> **Requirements**:
Images should be left out, and everything else in the listing reproduced exactly.

=== Entries shown ===

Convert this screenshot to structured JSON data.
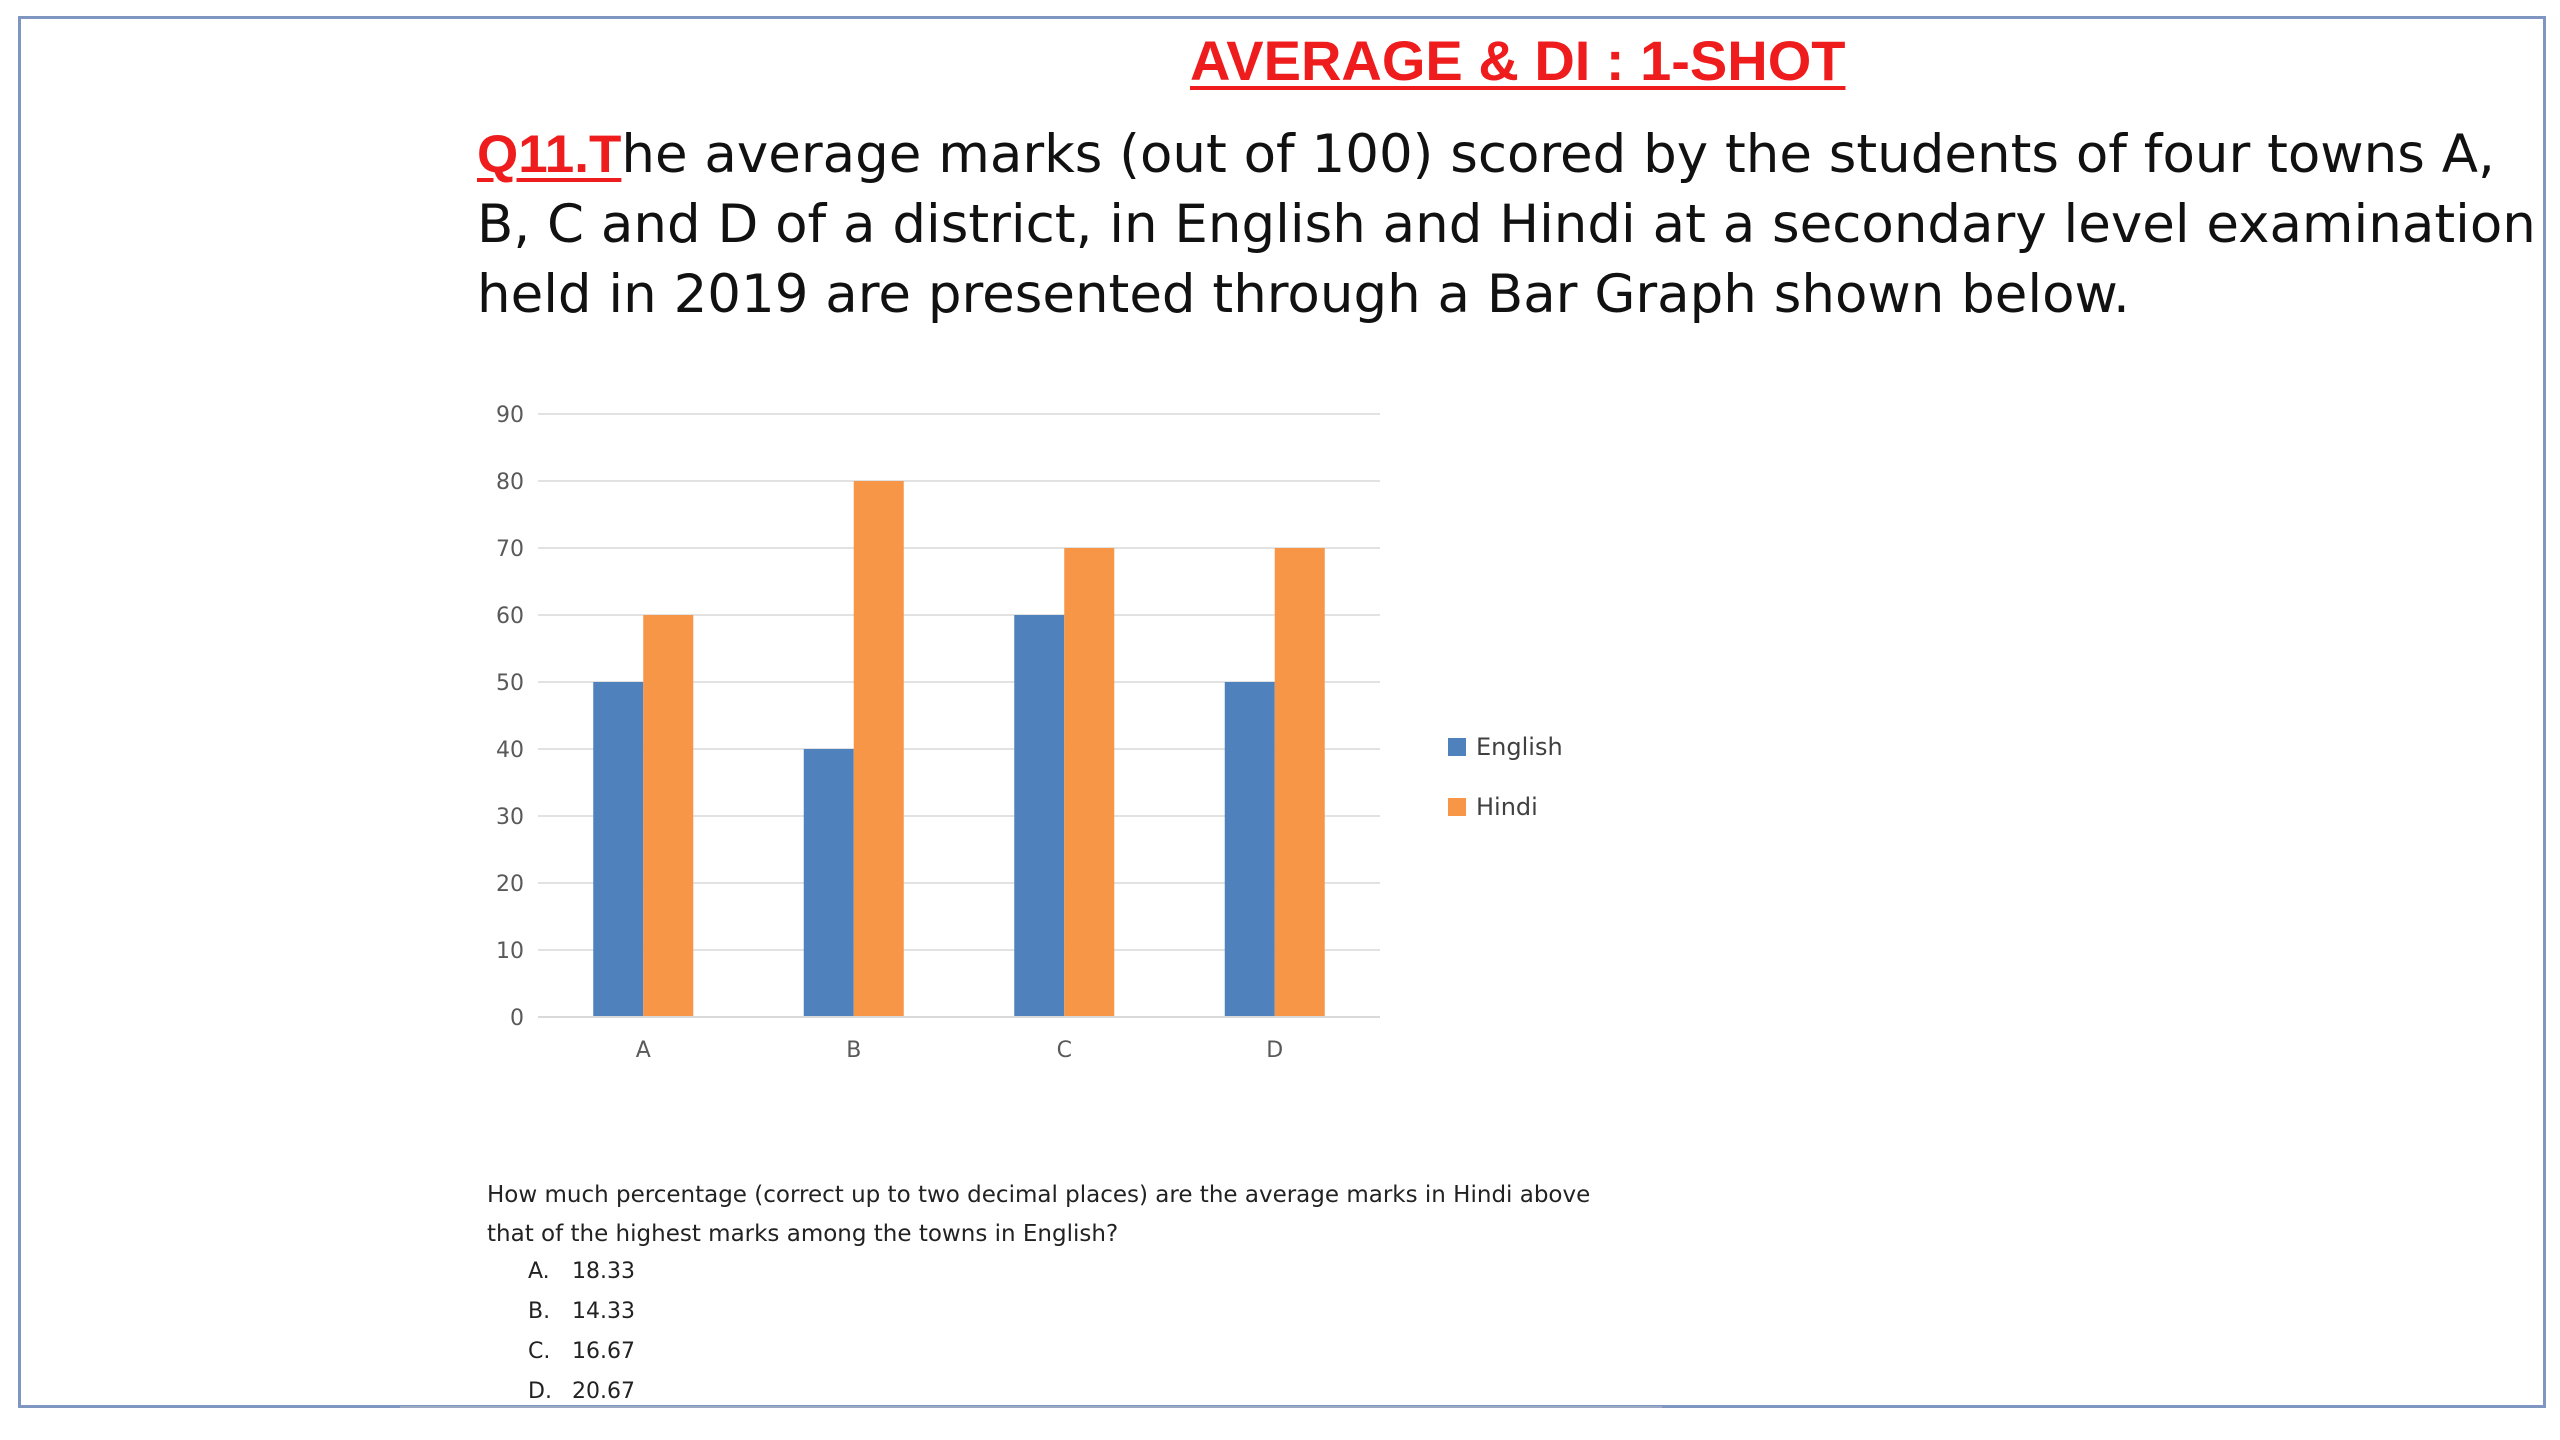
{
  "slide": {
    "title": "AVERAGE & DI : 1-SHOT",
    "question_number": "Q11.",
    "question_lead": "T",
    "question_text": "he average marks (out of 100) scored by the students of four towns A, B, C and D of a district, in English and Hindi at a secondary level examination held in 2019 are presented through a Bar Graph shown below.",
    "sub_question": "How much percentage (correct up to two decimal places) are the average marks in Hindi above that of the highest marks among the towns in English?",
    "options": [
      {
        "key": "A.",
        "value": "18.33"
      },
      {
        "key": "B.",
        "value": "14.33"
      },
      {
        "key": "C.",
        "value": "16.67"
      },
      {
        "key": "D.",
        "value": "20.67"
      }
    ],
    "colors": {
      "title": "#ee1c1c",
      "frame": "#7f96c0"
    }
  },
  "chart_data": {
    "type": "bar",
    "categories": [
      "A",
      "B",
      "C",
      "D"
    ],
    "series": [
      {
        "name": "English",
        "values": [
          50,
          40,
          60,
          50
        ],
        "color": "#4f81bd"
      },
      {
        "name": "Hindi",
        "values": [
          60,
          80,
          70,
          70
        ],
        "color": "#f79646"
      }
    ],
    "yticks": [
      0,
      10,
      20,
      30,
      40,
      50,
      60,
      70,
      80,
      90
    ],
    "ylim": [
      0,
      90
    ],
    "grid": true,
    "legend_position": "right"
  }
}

===

> **Task answer**:
Convert this screenshot to structured JSON data.
{
  "slide": {
    "title": "AVERAGE & DI : 1-SHOT",
    "question_number": "Q11.",
    "question_lead": "T",
    "question_text": "he average marks (out of 100) scored by the students of four towns A, B, C and D of a district, in English and Hindi at a secondary level examination held in 2019 are presented through a Bar Graph shown below.",
    "sub_question": "How much percentage (correct up to two decimal places) are the average marks in Hindi above that of the highest marks among the towns in English?",
    "options": [
      {
        "key": "A.",
        "value": "18.33"
      },
      {
        "key": "B.",
        "value": "14.33"
      },
      {
        "key": "C.",
        "value": "16.67"
      },
      {
        "key": "D.",
        "value": "20.67"
      }
    ],
    "colors": {
      "title": "#ee1c1c",
      "frame": "#7f96c0"
    }
  },
  "chart_data": {
    "type": "bar",
    "categories": [
      "A",
      "B",
      "C",
      "D"
    ],
    "series": [
      {
        "name": "English",
        "values": [
          50,
          40,
          60,
          50
        ],
        "color": "#4f81bd"
      },
      {
        "name": "Hindi",
        "values": [
          60,
          80,
          70,
          70
        ],
        "color": "#f79646"
      }
    ],
    "yticks": [
      0,
      10,
      20,
      30,
      40,
      50,
      60,
      70,
      80,
      90
    ],
    "ylim": [
      0,
      90
    ],
    "grid": true,
    "legend_position": "right"
  }
}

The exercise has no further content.